***** Data section *****

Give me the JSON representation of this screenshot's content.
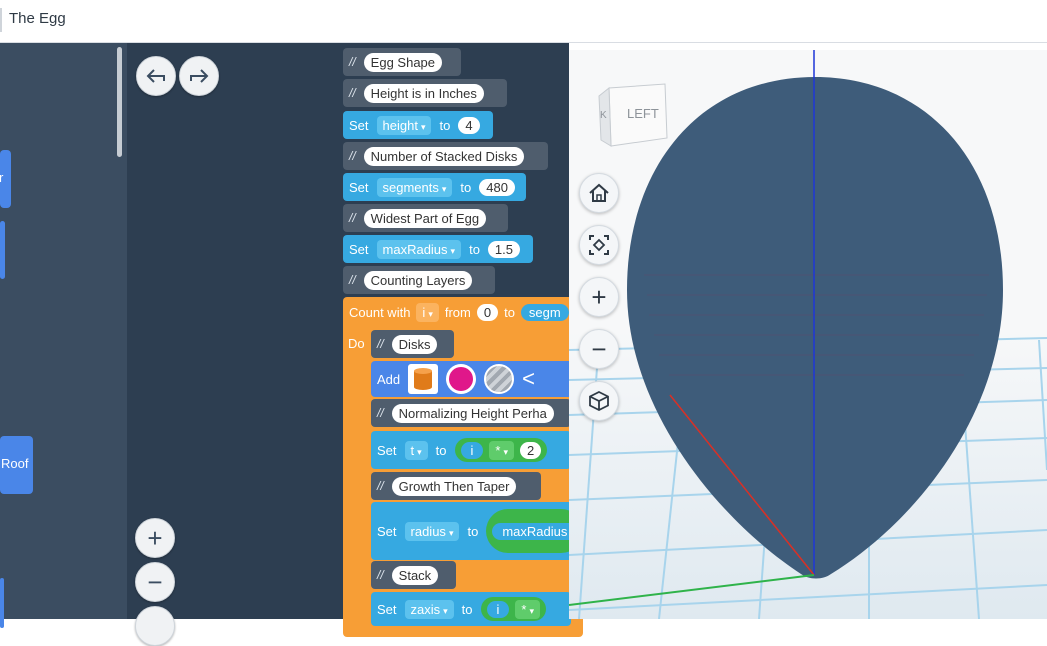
{
  "window": {
    "title": "The Egg"
  },
  "toolbox": {
    "items": [
      {
        "label": "r"
      },
      {
        "label": ""
      },
      {
        "label": "Roof"
      },
      {
        "label": ""
      }
    ]
  },
  "workspace_controls": {
    "undo": "undo-icon",
    "redo": "redo-icon",
    "zoom_in": "+",
    "zoom_out": "−"
  },
  "code": {
    "comment_mark": "//",
    "set_keyword": "Set",
    "to_keyword": "to",
    "lines": {
      "c1": "Egg Shape",
      "c2": "Height is in Inches",
      "s1_var": "height",
      "s1_val": "4",
      "c3": "Number of Stacked Disks",
      "s2_var": "segments",
      "s2_val": "480",
      "c4": "Widest Part of Egg",
      "s3_var": "maxRadius",
      "s3_val": "1.5",
      "c5": "Counting Layers"
    },
    "loop": {
      "count_with": "Count with",
      "var": "i",
      "from": "from",
      "from_val": "0",
      "to": "to",
      "to_var": "segm",
      "do": "Do",
      "c_disks": "Disks",
      "add": "Add",
      "c_norm": "Normalizing Height Perha",
      "set_t_var": "t",
      "t_expr_var": "i",
      "t_op": "*",
      "t_num": "2",
      "c_growth": "Growth Then Taper",
      "set_radius_var": "radius",
      "radius_expr": "maxRadius",
      "c_stack": "Stack",
      "set_zaxis_var": "zaxis",
      "zaxis_expr_var": "i",
      "zaxis_op": "*"
    }
  },
  "viewport": {
    "view_cube_label": "LEFT",
    "view_cube_side": "K",
    "buttons": [
      "home-icon",
      "fit-view-icon",
      "zoom-in-icon",
      "zoom-out-icon",
      "perspective-icon"
    ],
    "zoom_in_label": "+",
    "zoom_out_label": "−",
    "colors": {
      "egg": "#3e5c7a",
      "grid": "#a8d4ec",
      "z_axis": "#1f36d8",
      "x_axis": "#d93025",
      "y_axis": "#2fb34a"
    }
  }
}
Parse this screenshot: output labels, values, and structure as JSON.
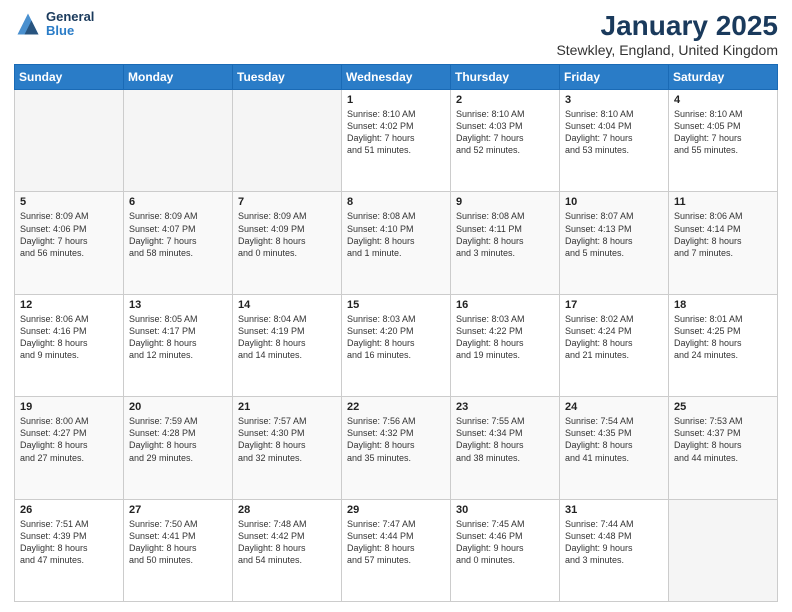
{
  "header": {
    "logo_line1": "General",
    "logo_line2": "Blue",
    "title": "January 2025",
    "subtitle": "Stewkley, England, United Kingdom"
  },
  "weekdays": [
    "Sunday",
    "Monday",
    "Tuesday",
    "Wednesday",
    "Thursday",
    "Friday",
    "Saturday"
  ],
  "weeks": [
    [
      {
        "day": "",
        "info": ""
      },
      {
        "day": "",
        "info": ""
      },
      {
        "day": "",
        "info": ""
      },
      {
        "day": "1",
        "info": "Sunrise: 8:10 AM\nSunset: 4:02 PM\nDaylight: 7 hours\nand 51 minutes."
      },
      {
        "day": "2",
        "info": "Sunrise: 8:10 AM\nSunset: 4:03 PM\nDaylight: 7 hours\nand 52 minutes."
      },
      {
        "day": "3",
        "info": "Sunrise: 8:10 AM\nSunset: 4:04 PM\nDaylight: 7 hours\nand 53 minutes."
      },
      {
        "day": "4",
        "info": "Sunrise: 8:10 AM\nSunset: 4:05 PM\nDaylight: 7 hours\nand 55 minutes."
      }
    ],
    [
      {
        "day": "5",
        "info": "Sunrise: 8:09 AM\nSunset: 4:06 PM\nDaylight: 7 hours\nand 56 minutes."
      },
      {
        "day": "6",
        "info": "Sunrise: 8:09 AM\nSunset: 4:07 PM\nDaylight: 7 hours\nand 58 minutes."
      },
      {
        "day": "7",
        "info": "Sunrise: 8:09 AM\nSunset: 4:09 PM\nDaylight: 8 hours\nand 0 minutes."
      },
      {
        "day": "8",
        "info": "Sunrise: 8:08 AM\nSunset: 4:10 PM\nDaylight: 8 hours\nand 1 minute."
      },
      {
        "day": "9",
        "info": "Sunrise: 8:08 AM\nSunset: 4:11 PM\nDaylight: 8 hours\nand 3 minutes."
      },
      {
        "day": "10",
        "info": "Sunrise: 8:07 AM\nSunset: 4:13 PM\nDaylight: 8 hours\nand 5 minutes."
      },
      {
        "day": "11",
        "info": "Sunrise: 8:06 AM\nSunset: 4:14 PM\nDaylight: 8 hours\nand 7 minutes."
      }
    ],
    [
      {
        "day": "12",
        "info": "Sunrise: 8:06 AM\nSunset: 4:16 PM\nDaylight: 8 hours\nand 9 minutes."
      },
      {
        "day": "13",
        "info": "Sunrise: 8:05 AM\nSunset: 4:17 PM\nDaylight: 8 hours\nand 12 minutes."
      },
      {
        "day": "14",
        "info": "Sunrise: 8:04 AM\nSunset: 4:19 PM\nDaylight: 8 hours\nand 14 minutes."
      },
      {
        "day": "15",
        "info": "Sunrise: 8:03 AM\nSunset: 4:20 PM\nDaylight: 8 hours\nand 16 minutes."
      },
      {
        "day": "16",
        "info": "Sunrise: 8:03 AM\nSunset: 4:22 PM\nDaylight: 8 hours\nand 19 minutes."
      },
      {
        "day": "17",
        "info": "Sunrise: 8:02 AM\nSunset: 4:24 PM\nDaylight: 8 hours\nand 21 minutes."
      },
      {
        "day": "18",
        "info": "Sunrise: 8:01 AM\nSunset: 4:25 PM\nDaylight: 8 hours\nand 24 minutes."
      }
    ],
    [
      {
        "day": "19",
        "info": "Sunrise: 8:00 AM\nSunset: 4:27 PM\nDaylight: 8 hours\nand 27 minutes."
      },
      {
        "day": "20",
        "info": "Sunrise: 7:59 AM\nSunset: 4:28 PM\nDaylight: 8 hours\nand 29 minutes."
      },
      {
        "day": "21",
        "info": "Sunrise: 7:57 AM\nSunset: 4:30 PM\nDaylight: 8 hours\nand 32 minutes."
      },
      {
        "day": "22",
        "info": "Sunrise: 7:56 AM\nSunset: 4:32 PM\nDaylight: 8 hours\nand 35 minutes."
      },
      {
        "day": "23",
        "info": "Sunrise: 7:55 AM\nSunset: 4:34 PM\nDaylight: 8 hours\nand 38 minutes."
      },
      {
        "day": "24",
        "info": "Sunrise: 7:54 AM\nSunset: 4:35 PM\nDaylight: 8 hours\nand 41 minutes."
      },
      {
        "day": "25",
        "info": "Sunrise: 7:53 AM\nSunset: 4:37 PM\nDaylight: 8 hours\nand 44 minutes."
      }
    ],
    [
      {
        "day": "26",
        "info": "Sunrise: 7:51 AM\nSunset: 4:39 PM\nDaylight: 8 hours\nand 47 minutes."
      },
      {
        "day": "27",
        "info": "Sunrise: 7:50 AM\nSunset: 4:41 PM\nDaylight: 8 hours\nand 50 minutes."
      },
      {
        "day": "28",
        "info": "Sunrise: 7:48 AM\nSunset: 4:42 PM\nDaylight: 8 hours\nand 54 minutes."
      },
      {
        "day": "29",
        "info": "Sunrise: 7:47 AM\nSunset: 4:44 PM\nDaylight: 8 hours\nand 57 minutes."
      },
      {
        "day": "30",
        "info": "Sunrise: 7:45 AM\nSunset: 4:46 PM\nDaylight: 9 hours\nand 0 minutes."
      },
      {
        "day": "31",
        "info": "Sunrise: 7:44 AM\nSunset: 4:48 PM\nDaylight: 9 hours\nand 3 minutes."
      },
      {
        "day": "",
        "info": ""
      }
    ]
  ]
}
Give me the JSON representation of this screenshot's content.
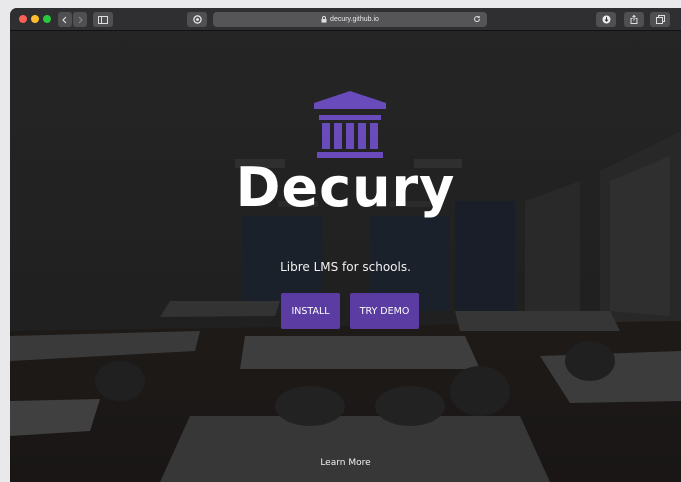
{
  "browser": {
    "url": "decury.github.io",
    "buttons": {
      "back": "chevron-left",
      "forward": "chevron-right",
      "sidebar": "sidebar-toggle",
      "privacy": "shield",
      "reload": "reload",
      "downloads": "download",
      "share": "share",
      "tabs": "tab-overview"
    }
  },
  "hero": {
    "logo_icon": "temple-icon",
    "brand": "Decury",
    "tagline": "Libre LMS for schools.",
    "install_label": "INSTALL",
    "demo_label": "TRY DEMO",
    "learn_more": "Learn More"
  },
  "colors": {
    "accent": "#5b3ca2",
    "logo": "#6a4bbb",
    "overlay": "#1e1e1e"
  }
}
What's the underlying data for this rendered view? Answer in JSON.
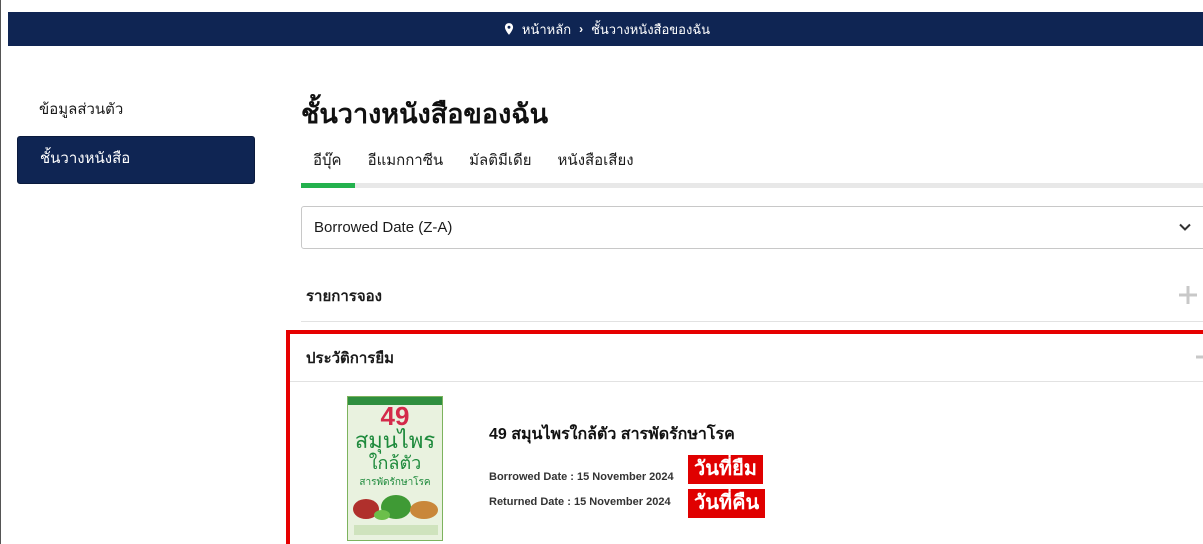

*****

● What you should do: Every line containing the string "chevron" must be listed.

● Result of this exercise:
      "back": "chevron-left",
      "forward": "chevron-right",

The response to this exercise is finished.